◆ Data supplied
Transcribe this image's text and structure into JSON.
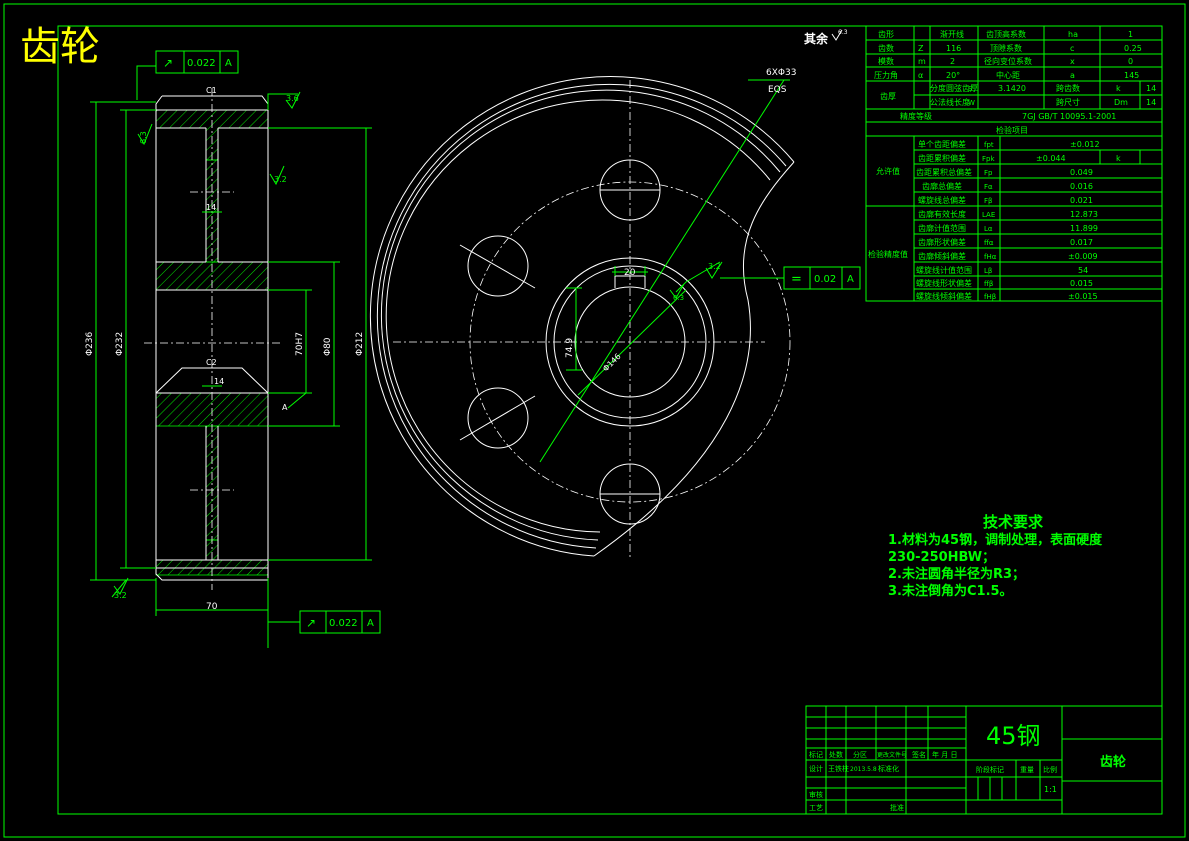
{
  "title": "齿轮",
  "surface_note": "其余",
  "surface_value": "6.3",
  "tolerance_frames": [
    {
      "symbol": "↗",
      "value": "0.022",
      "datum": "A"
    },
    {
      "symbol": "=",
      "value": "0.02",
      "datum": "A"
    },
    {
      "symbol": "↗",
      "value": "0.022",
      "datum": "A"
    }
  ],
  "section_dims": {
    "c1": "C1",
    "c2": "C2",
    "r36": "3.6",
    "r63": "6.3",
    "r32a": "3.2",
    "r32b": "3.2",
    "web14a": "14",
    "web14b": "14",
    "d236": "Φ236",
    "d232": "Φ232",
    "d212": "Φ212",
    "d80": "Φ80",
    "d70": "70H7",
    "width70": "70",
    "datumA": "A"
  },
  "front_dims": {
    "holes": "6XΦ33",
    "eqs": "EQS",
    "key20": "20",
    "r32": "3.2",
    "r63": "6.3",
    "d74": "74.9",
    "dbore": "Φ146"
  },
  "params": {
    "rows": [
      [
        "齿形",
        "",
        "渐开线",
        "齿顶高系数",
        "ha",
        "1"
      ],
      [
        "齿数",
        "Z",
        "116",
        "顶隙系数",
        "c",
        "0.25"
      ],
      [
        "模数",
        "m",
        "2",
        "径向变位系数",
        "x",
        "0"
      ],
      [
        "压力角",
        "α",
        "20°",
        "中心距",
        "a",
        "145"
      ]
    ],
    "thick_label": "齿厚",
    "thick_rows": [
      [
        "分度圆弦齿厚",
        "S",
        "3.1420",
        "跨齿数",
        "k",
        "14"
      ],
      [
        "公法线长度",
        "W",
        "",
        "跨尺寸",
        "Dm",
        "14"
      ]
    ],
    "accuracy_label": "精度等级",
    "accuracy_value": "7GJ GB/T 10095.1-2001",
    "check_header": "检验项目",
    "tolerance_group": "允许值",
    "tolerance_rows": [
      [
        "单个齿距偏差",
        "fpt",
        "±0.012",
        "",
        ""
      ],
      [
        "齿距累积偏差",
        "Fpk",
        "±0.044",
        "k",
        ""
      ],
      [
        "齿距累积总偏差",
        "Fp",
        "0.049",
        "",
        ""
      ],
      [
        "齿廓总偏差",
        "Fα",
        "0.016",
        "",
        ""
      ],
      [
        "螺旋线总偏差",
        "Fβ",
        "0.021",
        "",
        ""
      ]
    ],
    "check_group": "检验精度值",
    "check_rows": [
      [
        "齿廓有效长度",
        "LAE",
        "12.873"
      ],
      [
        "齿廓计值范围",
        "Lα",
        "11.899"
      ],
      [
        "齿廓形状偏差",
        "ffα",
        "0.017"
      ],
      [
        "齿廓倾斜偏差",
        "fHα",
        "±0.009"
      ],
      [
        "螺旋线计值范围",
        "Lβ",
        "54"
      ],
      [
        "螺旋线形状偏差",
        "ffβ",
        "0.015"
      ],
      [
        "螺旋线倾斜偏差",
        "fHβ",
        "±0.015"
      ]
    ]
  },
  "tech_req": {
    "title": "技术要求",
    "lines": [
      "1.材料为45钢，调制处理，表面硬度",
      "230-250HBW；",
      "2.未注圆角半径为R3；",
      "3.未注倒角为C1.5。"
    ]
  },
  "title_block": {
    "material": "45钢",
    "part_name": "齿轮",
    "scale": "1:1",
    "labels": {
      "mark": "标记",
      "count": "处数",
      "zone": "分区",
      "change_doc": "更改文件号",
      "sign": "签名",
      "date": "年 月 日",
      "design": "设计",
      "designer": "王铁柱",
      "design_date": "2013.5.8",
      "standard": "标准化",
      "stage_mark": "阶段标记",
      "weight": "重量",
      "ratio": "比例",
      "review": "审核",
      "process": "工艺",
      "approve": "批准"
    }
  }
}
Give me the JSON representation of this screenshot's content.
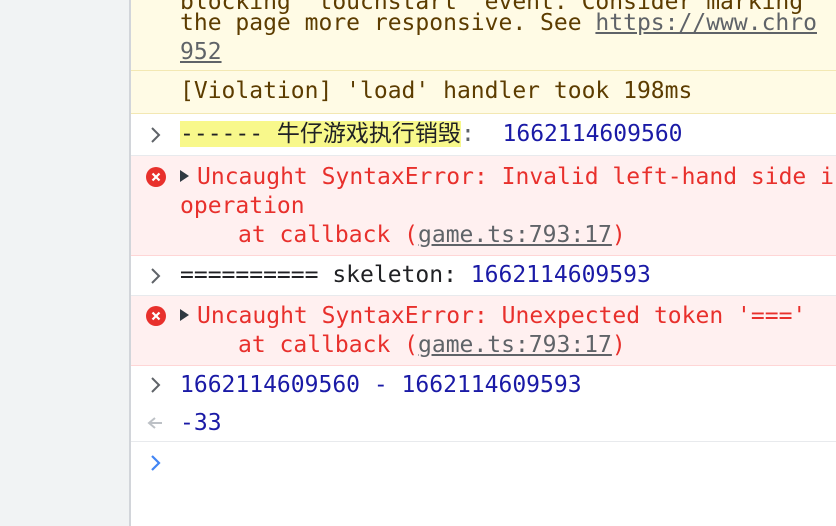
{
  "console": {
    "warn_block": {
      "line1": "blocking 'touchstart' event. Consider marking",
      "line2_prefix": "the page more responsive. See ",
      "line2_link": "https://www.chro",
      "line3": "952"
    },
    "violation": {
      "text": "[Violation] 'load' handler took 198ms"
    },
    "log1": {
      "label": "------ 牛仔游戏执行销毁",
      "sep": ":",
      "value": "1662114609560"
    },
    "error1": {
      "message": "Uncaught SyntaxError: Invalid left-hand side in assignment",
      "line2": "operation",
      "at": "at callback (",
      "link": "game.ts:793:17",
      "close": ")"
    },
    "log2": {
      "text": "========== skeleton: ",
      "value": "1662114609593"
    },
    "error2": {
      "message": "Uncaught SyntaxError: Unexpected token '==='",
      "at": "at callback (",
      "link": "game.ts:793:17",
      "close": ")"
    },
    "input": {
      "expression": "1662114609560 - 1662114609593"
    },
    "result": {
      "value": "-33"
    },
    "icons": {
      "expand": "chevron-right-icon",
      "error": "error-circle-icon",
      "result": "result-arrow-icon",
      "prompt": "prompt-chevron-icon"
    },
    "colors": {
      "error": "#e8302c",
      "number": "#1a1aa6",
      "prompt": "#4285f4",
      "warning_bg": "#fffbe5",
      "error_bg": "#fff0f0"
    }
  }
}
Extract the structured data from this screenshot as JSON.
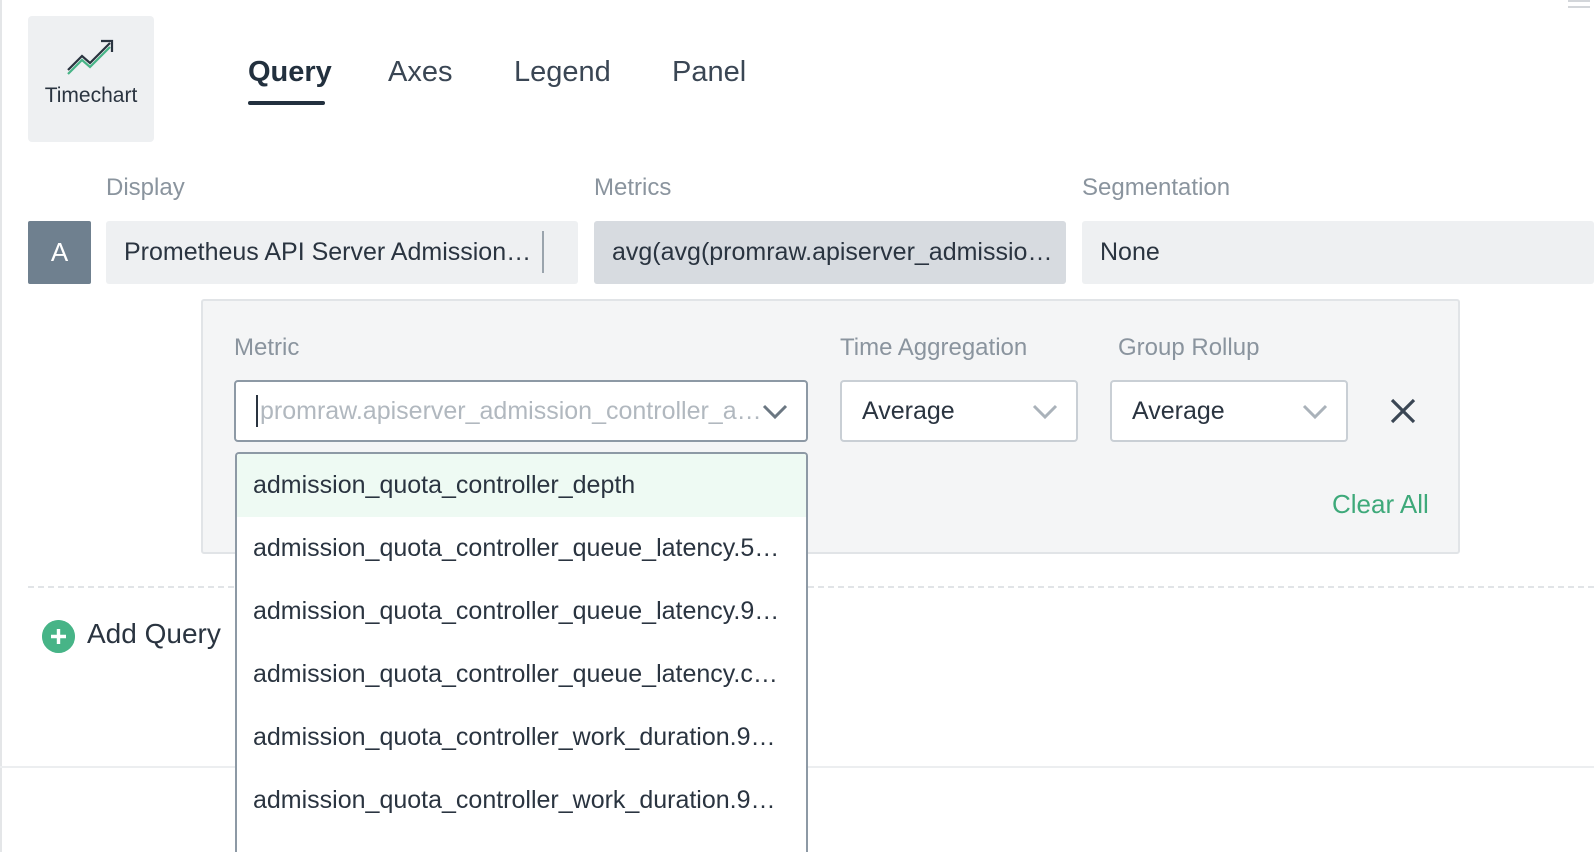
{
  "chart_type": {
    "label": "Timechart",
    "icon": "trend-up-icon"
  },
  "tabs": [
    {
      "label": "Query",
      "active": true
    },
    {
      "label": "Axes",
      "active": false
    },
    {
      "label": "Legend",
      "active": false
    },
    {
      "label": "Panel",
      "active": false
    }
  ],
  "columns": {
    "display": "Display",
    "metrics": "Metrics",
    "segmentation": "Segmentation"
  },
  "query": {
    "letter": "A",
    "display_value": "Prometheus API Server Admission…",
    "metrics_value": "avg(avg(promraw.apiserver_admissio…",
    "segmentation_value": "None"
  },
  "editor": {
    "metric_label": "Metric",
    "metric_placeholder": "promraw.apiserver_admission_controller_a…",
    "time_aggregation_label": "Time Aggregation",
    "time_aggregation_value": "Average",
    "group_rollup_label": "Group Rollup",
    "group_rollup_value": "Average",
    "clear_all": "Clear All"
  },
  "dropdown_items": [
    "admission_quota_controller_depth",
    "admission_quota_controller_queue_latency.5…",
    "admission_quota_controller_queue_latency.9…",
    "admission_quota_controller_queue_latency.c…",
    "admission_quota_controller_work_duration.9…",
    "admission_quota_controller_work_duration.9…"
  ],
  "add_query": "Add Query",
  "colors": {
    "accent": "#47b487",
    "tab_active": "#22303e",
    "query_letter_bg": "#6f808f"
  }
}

◆ Written problem
Quote each line of the listing exactly, but leave the pictures out.

◆ Solved exercise
Transcribe this image's text and structure into JSON.
{
  "title": "齿轮",
  "surface_note": "其余",
  "surface_value": "6.3",
  "tolerance_frames": [
    {
      "symbol": "↗",
      "value": "0.022",
      "datum": "A"
    },
    {
      "symbol": "=",
      "value": "0.02",
      "datum": "A"
    },
    {
      "symbol": "↗",
      "value": "0.022",
      "datum": "A"
    }
  ],
  "section_dims": {
    "c1": "C1",
    "c2": "C2",
    "r36": "3.6",
    "r63": "6.3",
    "r32a": "3.2",
    "r32b": "3.2",
    "web14a": "14",
    "web14b": "14",
    "d236": "Φ236",
    "d232": "Φ232",
    "d212": "Φ212",
    "d80": "Φ80",
    "d70": "70H7",
    "width70": "70",
    "datumA": "A"
  },
  "front_dims": {
    "holes": "6XΦ33",
    "eqs": "EQS",
    "key20": "20",
    "r32": "3.2",
    "r63": "6.3",
    "d74": "74.9",
    "dbore": "Φ146"
  },
  "params": {
    "rows": [
      [
        "齿形",
        "",
        "渐开线",
        "齿顶高系数",
        "ha",
        "1"
      ],
      [
        "齿数",
        "Z",
        "116",
        "顶隙系数",
        "c",
        "0.25"
      ],
      [
        "模数",
        "m",
        "2",
        "径向变位系数",
        "x",
        "0"
      ],
      [
        "压力角",
        "α",
        "20°",
        "中心距",
        "a",
        "145"
      ]
    ],
    "thick_label": "齿厚",
    "thick_rows": [
      [
        "分度圆弦齿厚",
        "S",
        "3.1420",
        "跨齿数",
        "k",
        "14"
      ],
      [
        "公法线长度",
        "W",
        "",
        "跨尺寸",
        "Dm",
        "14"
      ]
    ],
    "accuracy_label": "精度等级",
    "accuracy_value": "7GJ GB/T 10095.1-2001",
    "check_header": "检验项目",
    "tolerance_group": "允许值",
    "tolerance_rows": [
      [
        "单个齿距偏差",
        "fpt",
        "±0.012",
        "",
        ""
      ],
      [
        "齿距累积偏差",
        "Fpk",
        "±0.044",
        "k",
        ""
      ],
      [
        "齿距累积总偏差",
        "Fp",
        "0.049",
        "",
        ""
      ],
      [
        "齿廓总偏差",
        "Fα",
        "0.016",
        "",
        ""
      ],
      [
        "螺旋线总偏差",
        "Fβ",
        "0.021",
        "",
        ""
      ]
    ],
    "check_group": "检验精度值",
    "check_rows": [
      [
        "齿廓有效长度",
        "LAE",
        "12.873"
      ],
      [
        "齿廓计值范围",
        "Lα",
        "11.899"
      ],
      [
        "齿廓形状偏差",
        "ffα",
        "0.017"
      ],
      [
        "齿廓倾斜偏差",
        "fHα",
        "±0.009"
      ],
      [
        "螺旋线计值范围",
        "Lβ",
        "54"
      ],
      [
        "螺旋线形状偏差",
        "ffβ",
        "0.015"
      ],
      [
        "螺旋线倾斜偏差",
        "fHβ",
        "±0.015"
      ]
    ]
  },
  "tech_req": {
    "title": "技术要求",
    "lines": [
      "1.材料为45钢，调制处理，表面硬度",
      "230-250HBW；",
      "2.未注圆角半径为R3；",
      "3.未注倒角为C1.5。"
    ]
  },
  "title_block": {
    "material": "45钢",
    "part_name": "齿轮",
    "scale": "1:1",
    "labels": {
      "mark": "标记",
      "count": "处数",
      "zone": "分区",
      "change_doc": "更改文件号",
      "sign": "签名",
      "date": "年 月 日",
      "design": "设计",
      "designer": "王铁柱",
      "design_date": "2013.5.8",
      "standard": "标准化",
      "stage_mark": "阶段标记",
      "weight": "重量",
      "ratio": "比例",
      "review": "审核",
      "process": "工艺",
      "approve": "批准"
    }
  }
}
Give me the JSON representation of this screenshot's content.
{
  "console": {
    "warn_block": {
      "line1": "blocking 'touchstart' event. Consider marking",
      "line2_prefix": "the page more responsive. See ",
      "line2_link": "https://www.chro",
      "line3": "952"
    },
    "violation": {
      "text": "[Violation] 'load' handler took 198ms"
    },
    "log1": {
      "label": "------ 牛仔游戏执行销毁",
      "sep": ":",
      "value": "1662114609560"
    },
    "error1": {
      "message": "Uncaught SyntaxError: Invalid left-hand side in assignment",
      "line2": "operation",
      "at": "at callback (",
      "link": "game.ts:793:17",
      "close": ")"
    },
    "log2": {
      "text": "========== skeleton: ",
      "value": "1662114609593"
    },
    "error2": {
      "message": "Uncaught SyntaxError: Unexpected token '==='",
      "at": "at callback (",
      "link": "game.ts:793:17",
      "close": ")"
    },
    "input": {
      "expression": "1662114609560 - 1662114609593"
    },
    "result": {
      "value": "-33"
    },
    "icons": {
      "expand": "chevron-right-icon",
      "error": "error-circle-icon",
      "result": "result-arrow-icon",
      "prompt": "prompt-chevron-icon"
    },
    "colors": {
      "error": "#e8302c",
      "number": "#1a1aa6",
      "prompt": "#4285f4",
      "warning_bg": "#fffbe5",
      "error_bg": "#fff0f0"
    }
  }
}
Extract the structured data from this screenshot as JSON.
{
  "chart_type": {
    "label": "Timechart",
    "icon": "trend-up-icon"
  },
  "tabs": [
    {
      "label": "Query",
      "active": true
    },
    {
      "label": "Axes",
      "active": false
    },
    {
      "label": "Legend",
      "active": false
    },
    {
      "label": "Panel",
      "active": false
    }
  ],
  "columns": {
    "display": "Display",
    "metrics": "Metrics",
    "segmentation": "Segmentation"
  },
  "query": {
    "letter": "A",
    "display_value": "Prometheus API Server Admission…",
    "metrics_value": "avg(avg(promraw.apiserver_admissio…",
    "segmentation_value": "None"
  },
  "editor": {
    "metric_label": "Metric",
    "metric_placeholder": "promraw.apiserver_admission_controller_a…",
    "time_aggregation_label": "Time Aggregation",
    "time_aggregation_value": "Average",
    "group_rollup_label": "Group Rollup",
    "group_rollup_value": "Average",
    "clear_all": "Clear All"
  },
  "dropdown_items": [
    "admission_quota_controller_depth",
    "admission_quota_controller_queue_latency.5…",
    "admission_quota_controller_queue_latency.9…",
    "admission_quota_controller_queue_latency.c…",
    "admission_quota_controller_work_duration.9…",
    "admission_quota_controller_work_duration.9…"
  ],
  "add_query": "Add Query",
  "colors": {
    "accent": "#47b487",
    "tab_active": "#22303e",
    "query_letter_bg": "#6f808f"
  }
}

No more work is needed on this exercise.